> Exercise input:
* * *
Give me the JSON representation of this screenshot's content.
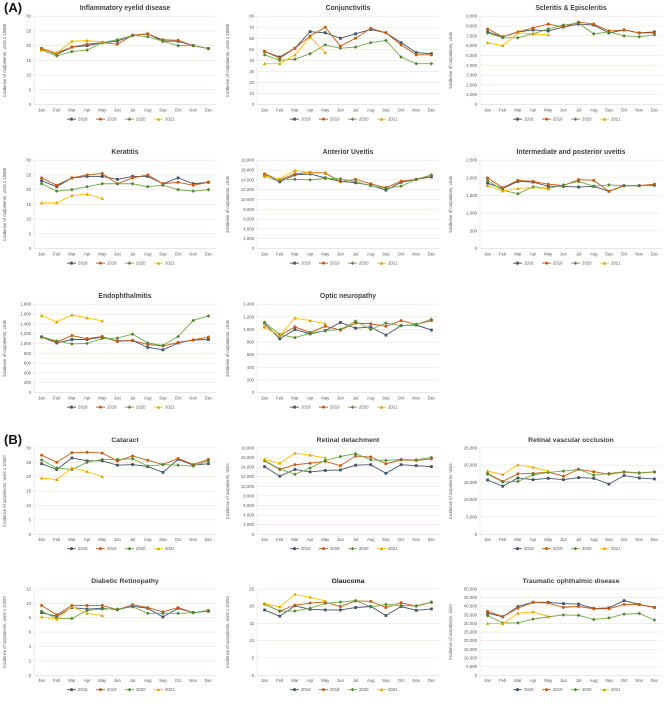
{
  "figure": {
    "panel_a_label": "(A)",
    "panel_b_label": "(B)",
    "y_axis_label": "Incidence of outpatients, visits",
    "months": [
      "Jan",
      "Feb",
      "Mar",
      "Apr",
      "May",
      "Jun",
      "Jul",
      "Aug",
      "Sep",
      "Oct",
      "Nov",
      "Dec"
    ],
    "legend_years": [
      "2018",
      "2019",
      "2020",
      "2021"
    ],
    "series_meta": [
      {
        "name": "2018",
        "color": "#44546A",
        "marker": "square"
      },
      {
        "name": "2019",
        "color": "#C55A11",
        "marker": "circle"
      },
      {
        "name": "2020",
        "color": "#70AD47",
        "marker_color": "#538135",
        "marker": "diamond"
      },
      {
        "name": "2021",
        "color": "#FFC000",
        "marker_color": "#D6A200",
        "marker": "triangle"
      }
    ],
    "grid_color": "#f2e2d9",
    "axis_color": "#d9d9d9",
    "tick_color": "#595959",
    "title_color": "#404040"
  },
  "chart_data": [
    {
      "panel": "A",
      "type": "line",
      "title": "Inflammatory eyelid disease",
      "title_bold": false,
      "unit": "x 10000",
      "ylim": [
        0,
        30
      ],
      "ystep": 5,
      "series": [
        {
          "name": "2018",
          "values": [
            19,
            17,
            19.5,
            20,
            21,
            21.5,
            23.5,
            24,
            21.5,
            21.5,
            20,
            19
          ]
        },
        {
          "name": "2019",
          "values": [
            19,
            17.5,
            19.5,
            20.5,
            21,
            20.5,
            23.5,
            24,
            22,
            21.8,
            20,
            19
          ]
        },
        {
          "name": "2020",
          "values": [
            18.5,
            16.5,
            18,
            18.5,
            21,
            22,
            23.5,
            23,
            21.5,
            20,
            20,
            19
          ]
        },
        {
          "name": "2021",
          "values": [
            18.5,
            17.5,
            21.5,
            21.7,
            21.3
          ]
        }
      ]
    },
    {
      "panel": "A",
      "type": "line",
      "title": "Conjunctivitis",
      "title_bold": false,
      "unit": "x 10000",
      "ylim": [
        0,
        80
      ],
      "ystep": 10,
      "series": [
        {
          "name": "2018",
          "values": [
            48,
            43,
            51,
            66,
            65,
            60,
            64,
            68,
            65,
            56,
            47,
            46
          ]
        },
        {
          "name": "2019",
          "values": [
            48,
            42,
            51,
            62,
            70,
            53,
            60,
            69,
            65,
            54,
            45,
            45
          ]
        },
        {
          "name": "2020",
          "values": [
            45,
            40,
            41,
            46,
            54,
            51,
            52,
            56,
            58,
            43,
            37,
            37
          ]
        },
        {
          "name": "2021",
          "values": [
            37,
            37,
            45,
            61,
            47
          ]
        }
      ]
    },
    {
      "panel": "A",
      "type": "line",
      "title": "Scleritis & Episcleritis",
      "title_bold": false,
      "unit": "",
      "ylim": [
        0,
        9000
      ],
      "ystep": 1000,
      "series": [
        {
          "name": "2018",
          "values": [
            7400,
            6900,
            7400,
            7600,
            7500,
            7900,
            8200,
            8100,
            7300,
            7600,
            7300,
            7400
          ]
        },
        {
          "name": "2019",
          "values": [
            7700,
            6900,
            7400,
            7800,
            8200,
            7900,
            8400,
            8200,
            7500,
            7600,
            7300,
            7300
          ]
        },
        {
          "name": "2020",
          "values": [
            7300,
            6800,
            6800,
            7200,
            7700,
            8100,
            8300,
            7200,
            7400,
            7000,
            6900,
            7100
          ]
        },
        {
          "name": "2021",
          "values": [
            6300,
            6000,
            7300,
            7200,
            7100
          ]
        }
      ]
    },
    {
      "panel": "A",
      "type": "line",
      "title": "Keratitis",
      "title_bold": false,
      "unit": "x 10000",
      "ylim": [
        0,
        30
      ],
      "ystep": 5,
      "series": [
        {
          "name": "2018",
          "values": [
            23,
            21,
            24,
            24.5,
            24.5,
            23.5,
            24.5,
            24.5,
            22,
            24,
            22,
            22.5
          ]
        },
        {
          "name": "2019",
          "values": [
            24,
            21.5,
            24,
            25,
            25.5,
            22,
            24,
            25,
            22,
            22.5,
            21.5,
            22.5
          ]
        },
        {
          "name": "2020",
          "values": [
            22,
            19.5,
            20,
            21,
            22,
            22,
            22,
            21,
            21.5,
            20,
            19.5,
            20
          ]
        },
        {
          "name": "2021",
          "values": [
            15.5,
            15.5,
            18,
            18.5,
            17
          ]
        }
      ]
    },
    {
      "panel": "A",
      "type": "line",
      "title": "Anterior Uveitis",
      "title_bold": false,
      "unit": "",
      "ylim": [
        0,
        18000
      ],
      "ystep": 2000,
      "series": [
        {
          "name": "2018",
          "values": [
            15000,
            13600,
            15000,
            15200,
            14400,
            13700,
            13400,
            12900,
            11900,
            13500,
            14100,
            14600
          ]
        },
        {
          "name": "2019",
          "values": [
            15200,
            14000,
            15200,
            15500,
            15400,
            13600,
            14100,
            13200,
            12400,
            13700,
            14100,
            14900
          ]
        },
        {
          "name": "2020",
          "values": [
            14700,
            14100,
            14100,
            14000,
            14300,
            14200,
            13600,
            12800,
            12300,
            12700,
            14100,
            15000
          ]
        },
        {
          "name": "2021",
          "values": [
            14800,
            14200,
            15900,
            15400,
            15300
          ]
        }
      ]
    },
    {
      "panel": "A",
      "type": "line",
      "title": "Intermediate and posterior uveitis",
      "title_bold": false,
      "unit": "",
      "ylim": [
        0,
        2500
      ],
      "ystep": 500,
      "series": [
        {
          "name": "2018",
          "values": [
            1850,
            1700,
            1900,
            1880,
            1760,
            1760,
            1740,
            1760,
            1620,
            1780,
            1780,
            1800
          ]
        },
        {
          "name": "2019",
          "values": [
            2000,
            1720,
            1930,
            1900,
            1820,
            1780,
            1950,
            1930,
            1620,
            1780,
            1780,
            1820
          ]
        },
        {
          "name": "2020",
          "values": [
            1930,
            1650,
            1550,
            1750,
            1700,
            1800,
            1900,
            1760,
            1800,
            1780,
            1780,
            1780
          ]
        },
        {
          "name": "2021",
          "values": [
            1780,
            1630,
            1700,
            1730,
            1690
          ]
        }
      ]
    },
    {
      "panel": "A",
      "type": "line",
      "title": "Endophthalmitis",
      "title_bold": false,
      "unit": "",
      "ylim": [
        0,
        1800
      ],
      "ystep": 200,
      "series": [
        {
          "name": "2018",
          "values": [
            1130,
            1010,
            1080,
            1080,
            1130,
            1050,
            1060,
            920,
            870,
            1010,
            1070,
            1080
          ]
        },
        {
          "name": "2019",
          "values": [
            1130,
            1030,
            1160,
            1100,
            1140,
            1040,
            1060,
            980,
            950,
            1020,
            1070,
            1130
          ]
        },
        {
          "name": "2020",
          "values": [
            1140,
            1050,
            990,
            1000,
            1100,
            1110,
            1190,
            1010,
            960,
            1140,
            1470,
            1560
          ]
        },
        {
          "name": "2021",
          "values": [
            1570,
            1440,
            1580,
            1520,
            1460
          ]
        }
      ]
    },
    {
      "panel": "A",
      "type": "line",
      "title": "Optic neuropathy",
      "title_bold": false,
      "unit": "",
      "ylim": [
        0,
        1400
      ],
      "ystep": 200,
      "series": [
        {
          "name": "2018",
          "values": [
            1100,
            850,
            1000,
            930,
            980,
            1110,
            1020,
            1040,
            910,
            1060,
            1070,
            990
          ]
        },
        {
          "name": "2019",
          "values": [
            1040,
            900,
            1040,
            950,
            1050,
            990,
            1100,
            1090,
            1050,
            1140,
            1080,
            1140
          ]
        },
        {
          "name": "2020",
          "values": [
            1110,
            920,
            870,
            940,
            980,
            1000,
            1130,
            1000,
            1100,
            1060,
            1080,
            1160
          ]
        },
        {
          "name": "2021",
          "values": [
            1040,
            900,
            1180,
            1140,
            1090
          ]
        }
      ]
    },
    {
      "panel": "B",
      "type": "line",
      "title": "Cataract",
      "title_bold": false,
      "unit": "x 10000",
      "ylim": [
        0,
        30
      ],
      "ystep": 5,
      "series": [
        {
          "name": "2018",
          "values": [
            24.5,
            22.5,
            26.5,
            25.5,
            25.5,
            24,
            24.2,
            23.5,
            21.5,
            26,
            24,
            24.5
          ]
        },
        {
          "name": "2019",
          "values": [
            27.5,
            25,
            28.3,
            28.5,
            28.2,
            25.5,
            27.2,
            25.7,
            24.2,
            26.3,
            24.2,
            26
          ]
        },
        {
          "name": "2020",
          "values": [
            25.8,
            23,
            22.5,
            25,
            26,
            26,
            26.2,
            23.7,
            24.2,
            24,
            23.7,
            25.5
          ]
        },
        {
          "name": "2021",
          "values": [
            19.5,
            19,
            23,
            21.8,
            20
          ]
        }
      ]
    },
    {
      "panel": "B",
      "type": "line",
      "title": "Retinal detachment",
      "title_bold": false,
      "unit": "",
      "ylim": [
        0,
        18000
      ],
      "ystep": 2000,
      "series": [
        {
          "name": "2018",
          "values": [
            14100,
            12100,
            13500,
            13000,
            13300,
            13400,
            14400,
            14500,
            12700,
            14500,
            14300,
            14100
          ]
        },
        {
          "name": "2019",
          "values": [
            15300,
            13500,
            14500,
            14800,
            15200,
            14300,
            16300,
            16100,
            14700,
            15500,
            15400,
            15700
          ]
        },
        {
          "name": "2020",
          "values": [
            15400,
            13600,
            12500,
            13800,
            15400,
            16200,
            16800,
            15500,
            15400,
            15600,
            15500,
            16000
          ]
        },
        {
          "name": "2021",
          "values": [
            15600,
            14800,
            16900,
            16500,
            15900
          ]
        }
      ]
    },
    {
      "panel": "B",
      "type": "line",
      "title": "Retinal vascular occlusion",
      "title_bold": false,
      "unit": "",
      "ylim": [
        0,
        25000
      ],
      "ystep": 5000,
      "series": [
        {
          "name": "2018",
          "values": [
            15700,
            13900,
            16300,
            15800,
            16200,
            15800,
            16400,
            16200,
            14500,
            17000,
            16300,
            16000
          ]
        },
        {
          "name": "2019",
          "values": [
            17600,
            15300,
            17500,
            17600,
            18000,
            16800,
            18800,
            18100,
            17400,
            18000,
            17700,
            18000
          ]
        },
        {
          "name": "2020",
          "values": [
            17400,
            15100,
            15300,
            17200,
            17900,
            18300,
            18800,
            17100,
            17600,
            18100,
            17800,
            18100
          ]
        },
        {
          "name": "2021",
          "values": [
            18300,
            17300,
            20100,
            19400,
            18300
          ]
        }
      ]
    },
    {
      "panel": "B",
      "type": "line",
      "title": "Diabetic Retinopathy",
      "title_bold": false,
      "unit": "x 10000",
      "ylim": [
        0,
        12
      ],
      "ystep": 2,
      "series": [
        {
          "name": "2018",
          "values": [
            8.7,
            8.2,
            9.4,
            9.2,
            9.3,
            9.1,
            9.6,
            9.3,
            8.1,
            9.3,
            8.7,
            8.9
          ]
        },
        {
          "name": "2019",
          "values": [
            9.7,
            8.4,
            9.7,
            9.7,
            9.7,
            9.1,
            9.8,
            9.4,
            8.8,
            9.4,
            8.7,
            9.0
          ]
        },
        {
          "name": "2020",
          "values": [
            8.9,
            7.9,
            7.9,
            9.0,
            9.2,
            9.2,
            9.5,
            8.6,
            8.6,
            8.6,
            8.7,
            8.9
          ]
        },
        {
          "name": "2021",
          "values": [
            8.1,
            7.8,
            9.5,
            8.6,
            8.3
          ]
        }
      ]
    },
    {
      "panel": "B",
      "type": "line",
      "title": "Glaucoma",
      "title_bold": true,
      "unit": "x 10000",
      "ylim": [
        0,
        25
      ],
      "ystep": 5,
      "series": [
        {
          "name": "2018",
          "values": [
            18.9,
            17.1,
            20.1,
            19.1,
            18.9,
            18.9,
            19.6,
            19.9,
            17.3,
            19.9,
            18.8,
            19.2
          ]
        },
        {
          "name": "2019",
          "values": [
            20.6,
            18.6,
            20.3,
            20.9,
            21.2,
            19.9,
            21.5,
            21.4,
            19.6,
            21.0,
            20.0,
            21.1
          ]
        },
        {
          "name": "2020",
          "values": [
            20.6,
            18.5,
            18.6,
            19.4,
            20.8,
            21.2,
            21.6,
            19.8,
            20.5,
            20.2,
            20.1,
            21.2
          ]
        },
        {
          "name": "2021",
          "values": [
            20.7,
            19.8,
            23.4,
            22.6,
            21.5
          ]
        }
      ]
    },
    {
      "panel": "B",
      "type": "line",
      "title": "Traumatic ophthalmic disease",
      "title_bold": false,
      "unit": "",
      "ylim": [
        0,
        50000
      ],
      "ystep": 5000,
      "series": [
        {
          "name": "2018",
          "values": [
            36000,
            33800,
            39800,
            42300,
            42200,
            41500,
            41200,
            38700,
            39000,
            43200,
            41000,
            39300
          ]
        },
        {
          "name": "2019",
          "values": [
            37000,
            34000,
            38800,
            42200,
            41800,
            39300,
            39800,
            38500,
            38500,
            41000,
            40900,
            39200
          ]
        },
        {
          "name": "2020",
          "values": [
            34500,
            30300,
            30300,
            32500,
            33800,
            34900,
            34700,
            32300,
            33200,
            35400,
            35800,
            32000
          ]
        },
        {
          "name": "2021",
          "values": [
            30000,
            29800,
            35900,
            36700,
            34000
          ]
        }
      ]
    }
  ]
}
* * *
Within the listing, how many lines include the string "Retinal"? Supply the number and no further words.

> Task result:
2